### Records provided

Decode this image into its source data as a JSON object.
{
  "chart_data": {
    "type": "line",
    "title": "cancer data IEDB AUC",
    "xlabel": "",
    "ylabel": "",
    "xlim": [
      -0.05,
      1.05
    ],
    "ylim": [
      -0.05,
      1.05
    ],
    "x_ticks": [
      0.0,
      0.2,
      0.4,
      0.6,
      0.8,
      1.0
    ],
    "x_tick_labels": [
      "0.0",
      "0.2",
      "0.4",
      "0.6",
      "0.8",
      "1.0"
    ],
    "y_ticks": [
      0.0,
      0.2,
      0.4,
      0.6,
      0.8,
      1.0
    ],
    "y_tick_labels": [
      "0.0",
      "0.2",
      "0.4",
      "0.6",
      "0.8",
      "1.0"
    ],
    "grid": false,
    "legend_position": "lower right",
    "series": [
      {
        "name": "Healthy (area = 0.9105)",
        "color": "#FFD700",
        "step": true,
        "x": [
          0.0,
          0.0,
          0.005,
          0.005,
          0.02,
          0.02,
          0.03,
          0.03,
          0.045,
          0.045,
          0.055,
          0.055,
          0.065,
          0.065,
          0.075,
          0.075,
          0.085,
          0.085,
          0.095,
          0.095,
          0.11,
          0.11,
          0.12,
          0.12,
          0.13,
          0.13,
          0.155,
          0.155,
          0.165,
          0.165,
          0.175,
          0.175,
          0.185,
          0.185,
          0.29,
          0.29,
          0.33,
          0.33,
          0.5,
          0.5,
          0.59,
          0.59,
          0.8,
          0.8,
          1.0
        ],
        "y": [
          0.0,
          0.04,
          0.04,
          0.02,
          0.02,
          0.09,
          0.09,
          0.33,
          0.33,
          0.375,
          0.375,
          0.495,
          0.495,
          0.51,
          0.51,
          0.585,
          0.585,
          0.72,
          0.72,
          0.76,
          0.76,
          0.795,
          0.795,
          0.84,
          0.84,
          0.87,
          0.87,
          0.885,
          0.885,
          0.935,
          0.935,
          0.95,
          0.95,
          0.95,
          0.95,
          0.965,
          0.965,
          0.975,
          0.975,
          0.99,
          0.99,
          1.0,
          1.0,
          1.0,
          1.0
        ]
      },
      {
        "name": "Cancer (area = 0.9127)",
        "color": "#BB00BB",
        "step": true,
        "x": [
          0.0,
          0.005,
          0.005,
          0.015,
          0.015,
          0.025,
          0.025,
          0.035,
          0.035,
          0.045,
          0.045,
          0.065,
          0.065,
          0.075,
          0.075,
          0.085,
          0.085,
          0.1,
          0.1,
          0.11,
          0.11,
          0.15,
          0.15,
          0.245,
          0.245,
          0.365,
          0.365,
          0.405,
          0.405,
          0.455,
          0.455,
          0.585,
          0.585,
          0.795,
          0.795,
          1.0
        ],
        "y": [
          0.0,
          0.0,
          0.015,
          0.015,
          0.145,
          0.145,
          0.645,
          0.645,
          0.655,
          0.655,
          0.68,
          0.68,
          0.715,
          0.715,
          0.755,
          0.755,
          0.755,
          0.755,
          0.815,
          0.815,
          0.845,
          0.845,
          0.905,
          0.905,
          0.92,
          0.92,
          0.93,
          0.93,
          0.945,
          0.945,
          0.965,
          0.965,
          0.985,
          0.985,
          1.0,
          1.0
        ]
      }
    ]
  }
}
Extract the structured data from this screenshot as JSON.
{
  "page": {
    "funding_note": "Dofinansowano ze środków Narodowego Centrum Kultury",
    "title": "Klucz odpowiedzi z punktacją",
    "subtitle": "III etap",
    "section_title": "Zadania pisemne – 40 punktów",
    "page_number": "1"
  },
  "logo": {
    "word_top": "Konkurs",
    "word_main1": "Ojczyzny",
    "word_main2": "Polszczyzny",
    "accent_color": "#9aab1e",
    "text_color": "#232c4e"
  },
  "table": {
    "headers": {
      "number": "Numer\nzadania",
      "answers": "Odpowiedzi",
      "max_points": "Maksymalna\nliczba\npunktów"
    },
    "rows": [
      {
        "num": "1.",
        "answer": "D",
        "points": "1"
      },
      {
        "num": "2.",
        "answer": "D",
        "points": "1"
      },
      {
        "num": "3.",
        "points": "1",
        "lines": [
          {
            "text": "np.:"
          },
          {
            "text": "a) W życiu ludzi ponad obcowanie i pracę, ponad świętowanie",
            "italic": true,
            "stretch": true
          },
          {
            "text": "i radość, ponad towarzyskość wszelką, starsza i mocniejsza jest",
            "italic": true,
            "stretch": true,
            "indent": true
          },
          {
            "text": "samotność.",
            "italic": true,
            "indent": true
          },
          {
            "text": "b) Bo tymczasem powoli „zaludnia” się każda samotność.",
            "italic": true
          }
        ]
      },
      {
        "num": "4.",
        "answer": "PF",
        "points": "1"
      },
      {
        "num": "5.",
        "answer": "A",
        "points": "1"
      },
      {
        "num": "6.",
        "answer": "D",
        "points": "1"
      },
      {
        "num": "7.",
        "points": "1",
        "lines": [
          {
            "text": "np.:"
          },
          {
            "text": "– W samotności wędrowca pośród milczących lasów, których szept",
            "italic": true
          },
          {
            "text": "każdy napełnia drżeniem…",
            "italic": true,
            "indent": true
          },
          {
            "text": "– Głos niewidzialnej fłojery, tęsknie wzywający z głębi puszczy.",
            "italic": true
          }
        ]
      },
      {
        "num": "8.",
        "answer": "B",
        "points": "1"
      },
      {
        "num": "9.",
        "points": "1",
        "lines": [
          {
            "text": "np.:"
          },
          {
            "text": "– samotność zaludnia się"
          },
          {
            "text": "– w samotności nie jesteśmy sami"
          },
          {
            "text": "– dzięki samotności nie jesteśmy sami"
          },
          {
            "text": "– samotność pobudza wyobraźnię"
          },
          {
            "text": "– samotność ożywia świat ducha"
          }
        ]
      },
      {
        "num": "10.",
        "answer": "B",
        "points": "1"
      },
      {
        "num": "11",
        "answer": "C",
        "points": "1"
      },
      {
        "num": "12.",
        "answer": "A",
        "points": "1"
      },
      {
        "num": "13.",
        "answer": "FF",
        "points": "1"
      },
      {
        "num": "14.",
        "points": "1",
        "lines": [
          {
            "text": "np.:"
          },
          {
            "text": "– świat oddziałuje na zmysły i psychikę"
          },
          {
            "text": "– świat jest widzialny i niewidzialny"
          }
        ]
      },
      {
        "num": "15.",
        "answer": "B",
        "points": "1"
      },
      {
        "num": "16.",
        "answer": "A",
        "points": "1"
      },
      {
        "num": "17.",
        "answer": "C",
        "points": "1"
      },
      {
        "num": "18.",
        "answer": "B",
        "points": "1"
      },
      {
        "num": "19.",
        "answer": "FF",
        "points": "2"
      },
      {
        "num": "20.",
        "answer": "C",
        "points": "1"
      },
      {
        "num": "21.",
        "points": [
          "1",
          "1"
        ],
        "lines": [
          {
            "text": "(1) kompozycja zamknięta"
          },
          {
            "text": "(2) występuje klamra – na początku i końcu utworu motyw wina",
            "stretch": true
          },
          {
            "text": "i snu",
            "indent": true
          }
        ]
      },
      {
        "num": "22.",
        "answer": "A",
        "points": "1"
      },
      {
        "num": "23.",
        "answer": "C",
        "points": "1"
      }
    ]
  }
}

######

Your objective: Where a line in the material above holds "JSON", copy that line.

Response:
Decode this image into its source data as a JSON object.
Extract the structured data from this screenshot as JSON.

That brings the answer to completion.